**Exercise aim**
Return each line of the material verbatim.
-- start --
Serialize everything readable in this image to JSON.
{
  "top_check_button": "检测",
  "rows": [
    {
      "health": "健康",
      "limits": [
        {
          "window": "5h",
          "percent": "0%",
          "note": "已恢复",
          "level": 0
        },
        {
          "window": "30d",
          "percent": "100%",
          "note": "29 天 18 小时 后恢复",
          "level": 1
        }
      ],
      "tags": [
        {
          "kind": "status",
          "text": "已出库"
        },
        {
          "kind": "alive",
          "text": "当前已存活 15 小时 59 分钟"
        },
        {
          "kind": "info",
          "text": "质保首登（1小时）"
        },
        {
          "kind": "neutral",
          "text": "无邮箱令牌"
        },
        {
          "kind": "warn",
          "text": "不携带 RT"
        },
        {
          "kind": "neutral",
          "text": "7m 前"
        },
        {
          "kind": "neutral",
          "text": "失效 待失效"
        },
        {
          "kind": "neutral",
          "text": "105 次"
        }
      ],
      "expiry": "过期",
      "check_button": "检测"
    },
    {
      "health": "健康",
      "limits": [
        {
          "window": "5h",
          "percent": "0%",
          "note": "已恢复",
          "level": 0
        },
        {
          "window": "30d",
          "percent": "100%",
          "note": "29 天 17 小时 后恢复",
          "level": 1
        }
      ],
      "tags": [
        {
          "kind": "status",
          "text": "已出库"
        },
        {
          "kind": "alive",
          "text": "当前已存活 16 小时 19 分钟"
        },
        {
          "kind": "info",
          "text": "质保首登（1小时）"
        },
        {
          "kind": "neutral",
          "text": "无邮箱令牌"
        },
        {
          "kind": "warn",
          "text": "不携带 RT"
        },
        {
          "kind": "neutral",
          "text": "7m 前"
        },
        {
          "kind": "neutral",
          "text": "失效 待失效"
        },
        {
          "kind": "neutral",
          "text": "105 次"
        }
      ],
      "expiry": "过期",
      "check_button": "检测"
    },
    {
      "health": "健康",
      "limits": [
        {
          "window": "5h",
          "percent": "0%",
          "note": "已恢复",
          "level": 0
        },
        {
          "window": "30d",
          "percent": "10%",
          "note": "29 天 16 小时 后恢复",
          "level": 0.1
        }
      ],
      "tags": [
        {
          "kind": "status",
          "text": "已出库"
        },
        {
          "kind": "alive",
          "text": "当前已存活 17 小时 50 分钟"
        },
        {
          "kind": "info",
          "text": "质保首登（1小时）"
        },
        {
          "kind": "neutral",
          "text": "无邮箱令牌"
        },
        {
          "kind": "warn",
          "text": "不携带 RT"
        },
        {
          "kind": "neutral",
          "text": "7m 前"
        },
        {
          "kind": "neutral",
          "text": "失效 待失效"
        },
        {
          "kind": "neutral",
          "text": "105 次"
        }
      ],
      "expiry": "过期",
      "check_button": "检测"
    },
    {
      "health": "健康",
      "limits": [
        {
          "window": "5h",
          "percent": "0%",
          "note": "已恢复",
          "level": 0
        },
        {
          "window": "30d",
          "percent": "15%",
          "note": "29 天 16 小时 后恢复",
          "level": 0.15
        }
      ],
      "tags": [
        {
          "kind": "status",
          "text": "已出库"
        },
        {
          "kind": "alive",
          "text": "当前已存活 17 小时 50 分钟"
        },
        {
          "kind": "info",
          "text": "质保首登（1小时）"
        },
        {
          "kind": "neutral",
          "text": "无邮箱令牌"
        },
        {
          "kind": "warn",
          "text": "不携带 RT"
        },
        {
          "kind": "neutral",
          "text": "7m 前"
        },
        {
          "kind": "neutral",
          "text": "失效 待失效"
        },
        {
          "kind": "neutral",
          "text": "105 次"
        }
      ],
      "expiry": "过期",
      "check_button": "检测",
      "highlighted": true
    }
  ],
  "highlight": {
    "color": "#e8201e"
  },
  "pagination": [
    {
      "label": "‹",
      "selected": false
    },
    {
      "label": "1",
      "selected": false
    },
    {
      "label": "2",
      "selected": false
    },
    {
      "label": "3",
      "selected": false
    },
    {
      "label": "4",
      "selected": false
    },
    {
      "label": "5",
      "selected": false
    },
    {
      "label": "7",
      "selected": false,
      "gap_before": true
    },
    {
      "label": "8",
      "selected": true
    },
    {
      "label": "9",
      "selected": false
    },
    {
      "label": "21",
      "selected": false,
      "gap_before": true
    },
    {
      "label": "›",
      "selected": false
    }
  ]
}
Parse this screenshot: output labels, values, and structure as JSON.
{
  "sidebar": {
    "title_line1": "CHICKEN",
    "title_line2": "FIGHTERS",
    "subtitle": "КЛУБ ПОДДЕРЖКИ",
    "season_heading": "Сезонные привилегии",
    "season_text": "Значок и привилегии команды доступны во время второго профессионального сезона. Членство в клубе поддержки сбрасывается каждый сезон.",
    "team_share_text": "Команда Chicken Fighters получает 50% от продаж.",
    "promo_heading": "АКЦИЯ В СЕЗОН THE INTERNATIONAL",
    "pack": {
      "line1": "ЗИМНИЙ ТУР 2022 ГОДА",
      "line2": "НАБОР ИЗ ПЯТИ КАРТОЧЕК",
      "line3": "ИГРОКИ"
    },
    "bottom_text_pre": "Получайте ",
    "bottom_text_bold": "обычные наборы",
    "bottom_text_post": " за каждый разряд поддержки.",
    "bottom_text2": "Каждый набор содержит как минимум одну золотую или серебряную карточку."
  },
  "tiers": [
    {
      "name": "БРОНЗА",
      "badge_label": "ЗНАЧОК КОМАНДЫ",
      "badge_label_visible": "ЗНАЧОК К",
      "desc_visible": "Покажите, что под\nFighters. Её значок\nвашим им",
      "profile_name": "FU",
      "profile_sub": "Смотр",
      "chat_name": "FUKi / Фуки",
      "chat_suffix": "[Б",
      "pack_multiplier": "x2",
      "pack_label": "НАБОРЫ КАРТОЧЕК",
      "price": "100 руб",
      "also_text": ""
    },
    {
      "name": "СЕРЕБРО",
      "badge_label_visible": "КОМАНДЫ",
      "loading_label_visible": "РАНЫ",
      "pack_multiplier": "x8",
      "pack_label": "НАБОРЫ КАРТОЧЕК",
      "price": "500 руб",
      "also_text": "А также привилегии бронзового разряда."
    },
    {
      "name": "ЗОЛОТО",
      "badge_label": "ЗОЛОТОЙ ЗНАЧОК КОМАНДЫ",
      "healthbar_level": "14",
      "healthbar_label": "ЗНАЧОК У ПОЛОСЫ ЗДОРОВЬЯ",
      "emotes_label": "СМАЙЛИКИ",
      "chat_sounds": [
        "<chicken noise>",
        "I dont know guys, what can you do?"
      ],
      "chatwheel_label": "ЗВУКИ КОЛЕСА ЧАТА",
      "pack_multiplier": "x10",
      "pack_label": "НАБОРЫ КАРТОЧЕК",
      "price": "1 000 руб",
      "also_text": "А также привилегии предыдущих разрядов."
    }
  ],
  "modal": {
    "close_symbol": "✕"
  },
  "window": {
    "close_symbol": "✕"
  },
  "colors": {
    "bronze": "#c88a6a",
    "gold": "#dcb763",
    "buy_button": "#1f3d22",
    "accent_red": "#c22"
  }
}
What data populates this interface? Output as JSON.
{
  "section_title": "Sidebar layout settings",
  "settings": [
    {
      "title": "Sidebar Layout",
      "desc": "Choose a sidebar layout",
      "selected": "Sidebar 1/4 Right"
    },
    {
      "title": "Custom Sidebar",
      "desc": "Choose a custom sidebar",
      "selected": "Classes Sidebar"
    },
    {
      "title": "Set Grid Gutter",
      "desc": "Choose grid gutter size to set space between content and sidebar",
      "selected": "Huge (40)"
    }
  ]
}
-- end --
**Answer**
Serialize everything readable in this image to JSON.
{
  "top_check_button": "检测",
  "rows": [
    {
      "health": "健康",
      "limits": [
        {
          "window": "5h",
          "percent": "0%",
          "note": "已恢复",
          "level": 0
        },
        {
          "window": "30d",
          "percent": "100%",
          "note": "29 天 18 小时 后恢复",
          "level": 1
        }
      ],
      "tags": [
        {
          "kind": "status",
          "text": "已出库"
        },
        {
          "kind": "alive",
          "text": "当前已存活 15 小时 59 分钟"
        },
        {
          "kind": "info",
          "text": "质保首登（1小时）"
        },
        {
          "kind": "neutral",
          "text": "无邮箱令牌"
        },
        {
          "kind": "warn",
          "text": "不携带 RT"
        },
        {
          "kind": "neutral",
          "text": "7m 前"
        },
        {
          "kind": "neutral",
          "text": "失效 待失效"
        },
        {
          "kind": "neutral",
          "text": "105 次"
        }
      ],
      "expiry": "过期",
      "check_button": "检测"
    },
    {
      "health": "健康",
      "limits": [
        {
          "window": "5h",
          "percent": "0%",
          "note": "已恢复",
          "level": 0
        },
        {
          "window": "30d",
          "percent": "100%",
          "note": "29 天 17 小时 后恢复",
          "level": 1
        }
      ],
      "tags": [
        {
          "kind": "status",
          "text": "已出库"
        },
        {
          "kind": "alive",
          "text": "当前已存活 16 小时 19 分钟"
        },
        {
          "kind": "info",
          "text": "质保首登（1小时）"
        },
        {
          "kind": "neutral",
          "text": "无邮箱令牌"
        },
        {
          "kind": "warn",
          "text": "不携带 RT"
        },
        {
          "kind": "neutral",
          "text": "7m 前"
        },
        {
          "kind": "neutral",
          "text": "失效 待失效"
        },
        {
          "kind": "neutral",
          "text": "105 次"
        }
      ],
      "expiry": "过期",
      "check_button": "检测"
    },
    {
      "health": "健康",
      "limits": [
        {
          "window": "5h",
          "percent": "0%",
          "note": "已恢复",
          "level": 0
        },
        {
          "window": "30d",
          "percent": "10%",
          "note": "29 天 16 小时 后恢复",
          "level": 0.1
        }
      ],
      "tags": [
        {
          "kind": "status",
          "text": "已出库"
        },
        {
          "kind": "alive",
          "text": "当前已存活 17 小时 50 分钟"
        },
        {
          "kind": "info",
          "text": "质保首登（1小时）"
        },
        {
          "kind": "neutral",
          "text": "无邮箱令牌"
        },
        {
          "kind": "warn",
          "text": "不携带 RT"
        },
        {
          "kind": "neutral",
          "text": "7m 前"
        },
        {
          "kind": "neutral",
          "text": "失效 待失效"
        },
        {
          "kind": "neutral",
          "text": "105 次"
        }
      ],
      "expiry": "过期",
      "check_button": "检测"
    },
    {
      "health": "健康",
      "limits": [
        {
          "window": "5h",
          "percent": "0%",
          "note": "已恢复",
          "level": 0
        },
        {
          "window": "30d",
          "percent": "15%",
          "note": "29 天 16 小时 后恢复",
          "level": 0.15
        }
      ],
      "tags": [
        {
          "kind": "status",
          "text": "已出库"
        },
        {
          "kind": "alive",
          "text": "当前已存活 17 小时 50 分钟"
        },
        {
          "kind": "info",
          "text": "质保首登（1小时）"
        },
        {
          "kind": "neutral",
          "text": "无邮箱令牌"
        },
        {
          "kind": "warn",
          "text": "不携带 RT"
        },
        {
          "kind": "neutral",
          "text": "7m 前"
        },
        {
          "kind": "neutral",
          "text": "失效 待失效"
        },
        {
          "kind": "neutral",
          "text": "105 次"
        }
      ],
      "expiry": "过期",
      "check_button": "检测",
      "highlighted": true
    }
  ],
  "highlight": {
    "color": "#e8201e"
  },
  "pagination": [
    {
      "label": "‹",
      "selected": false
    },
    {
      "label": "1",
      "selected": false
    },
    {
      "label": "2",
      "selected": false
    },
    {
      "label": "3",
      "selected": false
    },
    {
      "label": "4",
      "selected": false
    },
    {
      "label": "5",
      "selected": false
    },
    {
      "label": "7",
      "selected": false,
      "gap_before": true
    },
    {
      "label": "8",
      "selected": true
    },
    {
      "label": "9",
      "selected": false
    },
    {
      "label": "21",
      "selected": false,
      "gap_before": true
    },
    {
      "label": "›",
      "selected": false
    }
  ]
}
Parse this screenshot: output labels, values, and structure as JSON.
{
  "sidebar": {
    "title_line1": "CHICKEN",
    "title_line2": "FIGHTERS",
    "subtitle": "КЛУБ ПОДДЕРЖКИ",
    "season_heading": "Сезонные привилегии",
    "season_text": "Значок и привилегии команды доступны во время второго профессионального сезона. Членство в клубе поддержки сбрасывается каждый сезон.",
    "team_share_text": "Команда Chicken Fighters получает 50% от продаж.",
    "promo_heading": "АКЦИЯ В СЕЗОН THE INTERNATIONAL",
    "pack": {
      "line1": "ЗИМНИЙ ТУР 2022 ГОДА",
      "line2": "НАБОР ИЗ ПЯТИ КАРТОЧЕК",
      "line3": "ИГРОКИ"
    },
    "bottom_text_pre": "Получайте ",
    "bottom_text_bold": "обычные наборы",
    "bottom_text_post": " за каждый разряд поддержки.",
    "bottom_text2": "Каждый набор содержит как минимум одну золотую или серебряную карточку."
  },
  "tiers": [
    {
      "name": "БРОНЗА",
      "badge_label": "ЗНАЧОК КОМАНДЫ",
      "badge_label_visible": "ЗНАЧОК К",
      "desc_visible": "Покажите, что под\nFighters. Её значок\nвашим им",
      "profile_name": "FU",
      "profile_sub": "Смотр",
      "chat_name": "FUKi / Фуки",
      "chat_suffix": "[Б",
      "pack_multiplier": "x2",
      "pack_label": "НАБОРЫ КАРТОЧЕК",
      "price": "100 руб",
      "also_text": ""
    },
    {
      "name": "СЕРЕБРО",
      "badge_label_visible": "КОМАНДЫ",
      "loading_label_visible": "РАНЫ",
      "pack_multiplier": "x8",
      "pack_label": "НАБОРЫ КАРТОЧЕК",
      "price": "500 руб",
      "also_text": "А также привилегии бронзового разряда."
    },
    {
      "name": "ЗОЛОТО",
      "badge_label": "ЗОЛОТОЙ ЗНАЧОК КОМАНДЫ",
      "healthbar_level": "14",
      "healthbar_label": "ЗНАЧОК У ПОЛОСЫ ЗДОРОВЬЯ",
      "emotes_label": "СМАЙЛИКИ",
      "chat_sounds": [
        "<chicken noise>",
        "I dont know guys, what can you do?"
      ],
      "chatwheel_label": "ЗВУКИ КОЛЕСА ЧАТА",
      "pack_multiplier": "x10",
      "pack_label": "НАБОРЫ КАРТОЧЕК",
      "price": "1 000 руб",
      "also_text": "А также привилегии предыдущих разрядов."
    }
  ],
  "modal": {
    "close_symbol": "✕"
  },
  "window": {
    "close_symbol": "✕"
  },
  "colors": {
    "bronze": "#c88a6a",
    "gold": "#dcb763",
    "buy_button": "#1f3d22",
    "accent_red": "#c22"
  }
}
What data populates this interface? Output as JSON.
{
  "section_title": "Sidebar layout settings",
  "settings": [
    {
      "title": "Sidebar Layout",
      "desc": "Choose a sidebar layout",
      "selected": "Sidebar 1/4 Right"
    },
    {
      "title": "Custom Sidebar",
      "desc": "Choose a custom sidebar",
      "selected": "Classes Sidebar"
    },
    {
      "title": "Set Grid Gutter",
      "desc": "Choose grid gutter size to set space between content and sidebar",
      "selected": "Huge (40)"
    }
  ]
}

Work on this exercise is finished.